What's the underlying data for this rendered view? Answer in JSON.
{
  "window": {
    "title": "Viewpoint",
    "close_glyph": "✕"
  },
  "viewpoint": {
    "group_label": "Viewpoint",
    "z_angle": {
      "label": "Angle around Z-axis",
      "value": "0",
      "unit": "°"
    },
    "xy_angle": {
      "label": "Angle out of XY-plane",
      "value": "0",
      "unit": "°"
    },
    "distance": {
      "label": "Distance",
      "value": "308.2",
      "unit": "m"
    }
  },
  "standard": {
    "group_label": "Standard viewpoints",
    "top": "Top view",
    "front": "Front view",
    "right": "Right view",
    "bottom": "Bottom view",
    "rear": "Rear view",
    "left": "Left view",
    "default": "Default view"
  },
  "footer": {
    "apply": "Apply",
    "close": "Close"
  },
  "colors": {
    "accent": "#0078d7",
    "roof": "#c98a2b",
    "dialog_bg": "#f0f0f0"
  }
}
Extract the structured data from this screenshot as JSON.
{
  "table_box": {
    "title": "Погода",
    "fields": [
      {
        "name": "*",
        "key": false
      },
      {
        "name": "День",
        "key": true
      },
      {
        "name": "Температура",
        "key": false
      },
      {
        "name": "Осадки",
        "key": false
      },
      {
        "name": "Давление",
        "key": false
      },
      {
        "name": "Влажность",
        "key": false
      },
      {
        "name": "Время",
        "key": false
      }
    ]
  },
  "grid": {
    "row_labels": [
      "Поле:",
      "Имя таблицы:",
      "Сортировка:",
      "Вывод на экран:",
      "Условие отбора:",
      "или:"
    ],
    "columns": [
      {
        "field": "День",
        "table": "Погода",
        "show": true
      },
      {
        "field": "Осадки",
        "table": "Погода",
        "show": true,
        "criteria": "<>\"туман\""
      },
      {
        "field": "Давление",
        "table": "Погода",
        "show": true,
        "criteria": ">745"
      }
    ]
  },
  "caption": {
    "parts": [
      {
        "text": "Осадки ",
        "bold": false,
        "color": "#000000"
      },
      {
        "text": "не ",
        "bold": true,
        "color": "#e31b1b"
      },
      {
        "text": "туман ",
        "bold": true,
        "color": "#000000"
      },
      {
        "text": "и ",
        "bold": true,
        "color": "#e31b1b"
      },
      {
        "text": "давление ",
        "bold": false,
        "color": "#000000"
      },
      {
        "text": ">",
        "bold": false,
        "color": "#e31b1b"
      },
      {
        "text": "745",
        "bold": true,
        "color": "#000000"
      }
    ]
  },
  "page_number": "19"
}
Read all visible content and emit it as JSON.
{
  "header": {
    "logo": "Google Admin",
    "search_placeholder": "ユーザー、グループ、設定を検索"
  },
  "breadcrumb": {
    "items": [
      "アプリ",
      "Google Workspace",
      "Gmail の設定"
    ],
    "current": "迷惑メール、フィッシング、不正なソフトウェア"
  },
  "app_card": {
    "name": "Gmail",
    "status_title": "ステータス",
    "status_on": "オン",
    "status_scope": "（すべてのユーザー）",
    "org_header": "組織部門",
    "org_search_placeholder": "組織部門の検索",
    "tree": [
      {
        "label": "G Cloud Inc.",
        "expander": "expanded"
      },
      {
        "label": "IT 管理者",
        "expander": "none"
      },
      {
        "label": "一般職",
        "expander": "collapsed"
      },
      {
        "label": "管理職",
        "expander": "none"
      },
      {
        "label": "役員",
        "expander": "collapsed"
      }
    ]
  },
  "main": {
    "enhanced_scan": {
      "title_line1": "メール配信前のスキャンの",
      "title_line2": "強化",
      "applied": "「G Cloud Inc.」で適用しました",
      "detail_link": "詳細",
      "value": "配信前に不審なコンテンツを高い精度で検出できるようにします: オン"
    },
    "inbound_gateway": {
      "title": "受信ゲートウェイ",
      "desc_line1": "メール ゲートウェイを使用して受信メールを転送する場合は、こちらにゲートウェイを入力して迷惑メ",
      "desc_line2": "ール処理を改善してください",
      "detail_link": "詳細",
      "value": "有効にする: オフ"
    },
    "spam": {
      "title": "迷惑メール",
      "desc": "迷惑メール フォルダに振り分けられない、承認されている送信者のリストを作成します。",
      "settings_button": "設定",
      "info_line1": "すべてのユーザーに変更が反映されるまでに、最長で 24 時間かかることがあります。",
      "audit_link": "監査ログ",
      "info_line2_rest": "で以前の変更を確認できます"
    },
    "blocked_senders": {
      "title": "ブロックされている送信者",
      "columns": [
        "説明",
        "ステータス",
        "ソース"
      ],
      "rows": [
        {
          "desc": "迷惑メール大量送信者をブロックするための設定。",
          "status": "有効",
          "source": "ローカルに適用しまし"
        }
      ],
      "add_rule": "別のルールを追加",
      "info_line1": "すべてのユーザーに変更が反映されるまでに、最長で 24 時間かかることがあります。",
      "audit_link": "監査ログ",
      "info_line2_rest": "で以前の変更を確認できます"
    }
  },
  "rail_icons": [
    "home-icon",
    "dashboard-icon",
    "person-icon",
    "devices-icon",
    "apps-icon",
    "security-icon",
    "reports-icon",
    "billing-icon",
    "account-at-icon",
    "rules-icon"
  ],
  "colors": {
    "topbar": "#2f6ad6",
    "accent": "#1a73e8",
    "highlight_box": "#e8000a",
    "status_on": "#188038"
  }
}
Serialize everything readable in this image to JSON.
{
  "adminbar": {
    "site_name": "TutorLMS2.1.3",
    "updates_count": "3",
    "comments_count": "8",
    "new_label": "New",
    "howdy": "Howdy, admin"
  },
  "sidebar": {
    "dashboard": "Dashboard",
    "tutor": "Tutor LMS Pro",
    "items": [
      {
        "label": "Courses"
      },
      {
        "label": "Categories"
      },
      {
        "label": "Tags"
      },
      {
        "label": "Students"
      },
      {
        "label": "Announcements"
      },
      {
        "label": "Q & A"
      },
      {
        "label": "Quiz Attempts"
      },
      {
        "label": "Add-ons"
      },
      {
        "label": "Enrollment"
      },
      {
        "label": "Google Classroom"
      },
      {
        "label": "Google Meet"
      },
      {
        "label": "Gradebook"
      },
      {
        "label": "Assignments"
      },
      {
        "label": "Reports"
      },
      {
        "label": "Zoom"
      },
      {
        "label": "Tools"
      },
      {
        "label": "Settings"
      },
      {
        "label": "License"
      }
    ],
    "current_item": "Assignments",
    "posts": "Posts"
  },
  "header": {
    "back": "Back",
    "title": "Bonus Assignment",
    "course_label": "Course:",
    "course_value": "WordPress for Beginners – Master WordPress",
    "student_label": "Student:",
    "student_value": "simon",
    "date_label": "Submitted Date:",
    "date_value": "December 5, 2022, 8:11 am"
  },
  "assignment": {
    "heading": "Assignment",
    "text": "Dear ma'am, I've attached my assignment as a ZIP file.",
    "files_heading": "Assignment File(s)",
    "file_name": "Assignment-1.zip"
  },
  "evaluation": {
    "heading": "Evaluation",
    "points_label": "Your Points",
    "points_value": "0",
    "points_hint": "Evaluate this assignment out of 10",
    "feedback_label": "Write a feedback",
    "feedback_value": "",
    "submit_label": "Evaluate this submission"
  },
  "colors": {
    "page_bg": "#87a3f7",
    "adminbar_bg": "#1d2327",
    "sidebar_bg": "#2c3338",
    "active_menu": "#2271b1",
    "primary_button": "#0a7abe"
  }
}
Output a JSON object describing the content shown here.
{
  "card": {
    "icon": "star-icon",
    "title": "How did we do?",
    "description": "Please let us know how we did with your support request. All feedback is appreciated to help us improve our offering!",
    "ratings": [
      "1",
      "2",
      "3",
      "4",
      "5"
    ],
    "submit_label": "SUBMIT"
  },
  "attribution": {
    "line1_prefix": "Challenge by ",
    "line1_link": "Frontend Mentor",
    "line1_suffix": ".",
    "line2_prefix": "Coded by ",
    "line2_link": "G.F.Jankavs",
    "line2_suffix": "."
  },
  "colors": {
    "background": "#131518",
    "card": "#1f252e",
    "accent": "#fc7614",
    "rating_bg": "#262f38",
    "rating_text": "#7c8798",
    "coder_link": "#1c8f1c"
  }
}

===============

• [Directive] From the entries above, return each line with the word "this" in it.

• [Solution below]
What's the underlying data for this rendered view? Answer in JSON.
Extract the structured data from this screenshot as JSON.
Serialize everything readable in this image to JSON.
    "points_hint": "Evaluate this assignment out of 10",
    "submit_label": "Evaluate this submission"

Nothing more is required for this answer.